__Problem description__. Identify the lines that contain the string "χώρου", then copy each of them.

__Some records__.
○ ○ ○

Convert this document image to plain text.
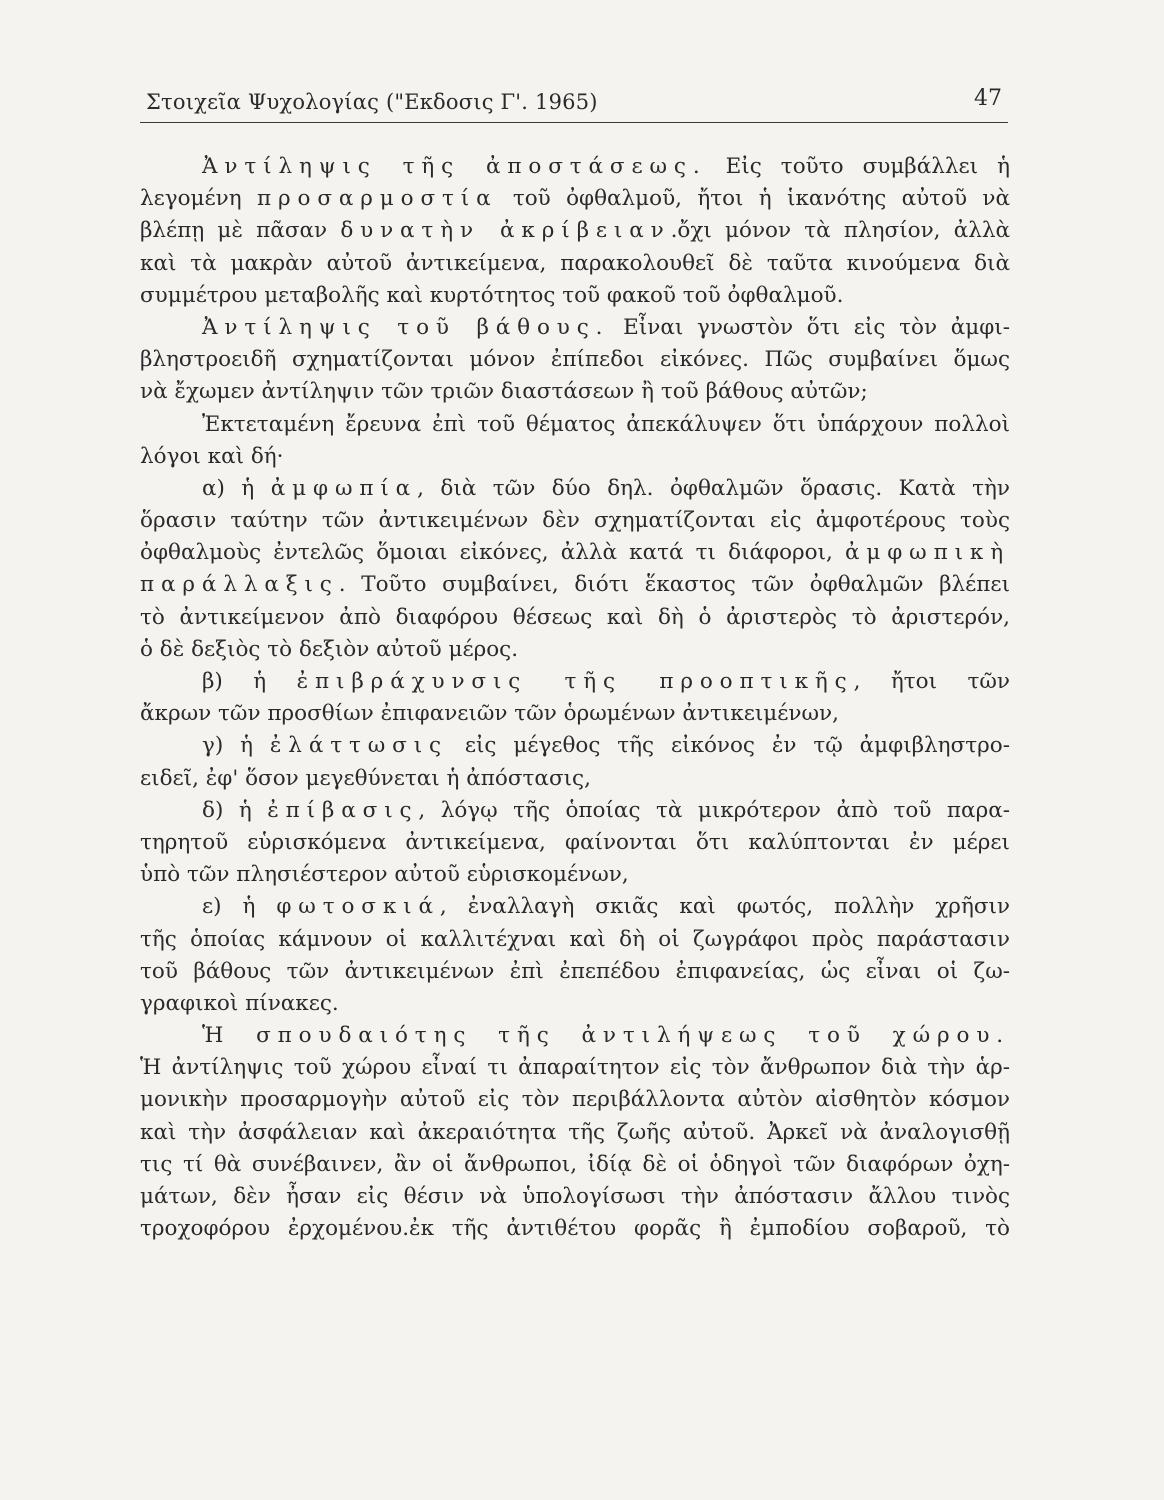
Στοιχεῖα Ψυχολογίας ("Εκδοσις Γ'. 1965)	47
Ἀντίληψις τῆς ἀποστάσεως. Εἰς τοῦτο συμβάλλει ἡ
λεγομένη προσαρμοστία τοῦ ὀφθαλμοῦ, ἤτοι ἡ ἱκανότης αὐτοῦ νὰ
βλέπῃ μὲ πᾶσαν δυνατὴν ἀκρίβειαν.ὄχι μόνον τὰ πλησίον, ἀλλὰ
καὶ τὰ μακρὰν αὐτοῦ ἀντικείμενα, παρακολουθεῖ δὲ ταῦτα κινούμενα διὰ
συμμέτρου μεταβολῆς καὶ κυρτότητος τοῦ φακοῦ τοῦ ὀφθαλμοῦ.
Ἀντίληψις τοῦ βάθους. Εἶναι γνωστὸν ὅτι εἰς τὸν ἀμφι-
βληστροειδῆ σχηματίζονται μόνον ἐπίπεδοι εἰκόνες. Πῶς συμβαίνει ὅμως
νὰ ἔχωμεν ἀντίληψιν τῶν τριῶν διαστάσεων ἢ τοῦ βάθους αὐτῶν;
Ἐκτεταμένη ἔρευνα ἐπὶ τοῦ θέματος ἀπεκάλυψεν ὅτι ὑπάρχουν πολλοὶ
λόγοι καὶ δή·
α) ἡ ἀμφωπία, διὰ τῶν δύο δηλ. ὀφθαλμῶν ὅρασις. Κατὰ τὴν
ὅρασιν ταύτην τῶν ἀντικειμένων δὲν σχηματίζονται εἰς ἀμφοτέρους τοὺς
ὀφθαλμοὺς ἐντελῶς ὅμοιαι εἰκόνες, ἀλλὰ κατά τι διάφοροι, ἀμφωπικὴ
παράλλαξις. Τοῦτο συμβαίνει, διότι ἕκαστος τῶν ὀφθαλμῶν βλέπει
τὸ ἀντικείμενον ἀπὸ διαφόρου θέσεως καὶ δὴ ὁ ἀριστερὸς τὸ ἀριστερόν,
ὁ δὲ δεξιὸς τὸ δεξιὸν αὐτοῦ μέρος.
β) ἡ ἐπιβράχυνσις τῆς προοπτικῆς, ἤτοι τῶν
ἄκρων τῶν προσθίων ἐπιφανειῶν τῶν ὁρωμένων ἀντικειμένων,
γ) ἡ ἐλάττωσις εἰς μέγεθος τῆς εἰκόνος ἐν τῷ ἀμφιβληστρο-
ειδεῖ, ἐφ' ὅσον μεγεθύνεται ἡ ἀπόστασις,
δ) ἡ ἐπίβασις, λόγῳ τῆς ὁποίας τὰ μικρότερον ἀπὸ τοῦ παρα-
τηρητοῦ εὑρισκόμενα ἀντικείμενα, φαίνονται ὅτι καλύπτονται ἐν μέρει
ὑπὸ τῶν πλησιέστερον αὐτοῦ εὑρισκομένων,
ε) ἡ φωτοσκιά, ἐναλλαγὴ σκιᾶς καὶ φωτός, πολλὴν χρῆσιν
τῆς ὁποίας κάμνουν οἱ καλλιτέχναι καὶ δὴ οἱ ζωγράφοι πρὸς παράστασιν
τοῦ βάθους τῶν ἀντικειμένων ἐπὶ ἐπεπέδου ἐπιφανείας, ὡς εἶναι οἱ ζω-
γραφικοὶ πίνακες.
Ἡ σπουδαιότης τῆς ἀντιλήψεως τοῦ χώρου.
Ἡ ἀντίληψις τοῦ χώρου εἶναί τι ἀπαραίτητον εἰς τὸν ἄνθρωπον διὰ τὴν ἁρ-
μονικὴν προσαρμογὴν αὐτοῦ εἰς τὸν περιβάλλοντα αὐτὸν αἰσθητὸν κόσμον
καὶ τὴν ἀσφάλειαν καὶ ἀκεραιότητα τῆς ζωῆς αὐτοῦ. Ἀρκεῖ νὰ ἀναλογισθῇ
τις τί θὰ συνέβαινεν, ἂν οἱ ἄνθρωποι, ἰδίᾳ δὲ οἱ ὁδηγοὶ τῶν διαφόρων ὀχη-
μάτων, δὲν ἦσαν εἰς θέσιν νὰ ὑπολογίσωσι τὴν ἀπόστασιν ἄλλου τινὸς
τροχοφόρου ἐρχομένου.ἐκ τῆς ἀντιθέτου φορᾶς ἢ ἐμποδίου σοβαροῦ, τὸ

○ ○ ○

__Solution for this problem__.
Ἡ σπουδαιότης τῆς ἀντιλήψεως τοῦ χώρου.
Ἡ ἀντίληψις τοῦ χώρου εἶναί τι ἀπαραίτητον εἰς τὸν ἄνθρωπον διὰ τὴν ἁρ-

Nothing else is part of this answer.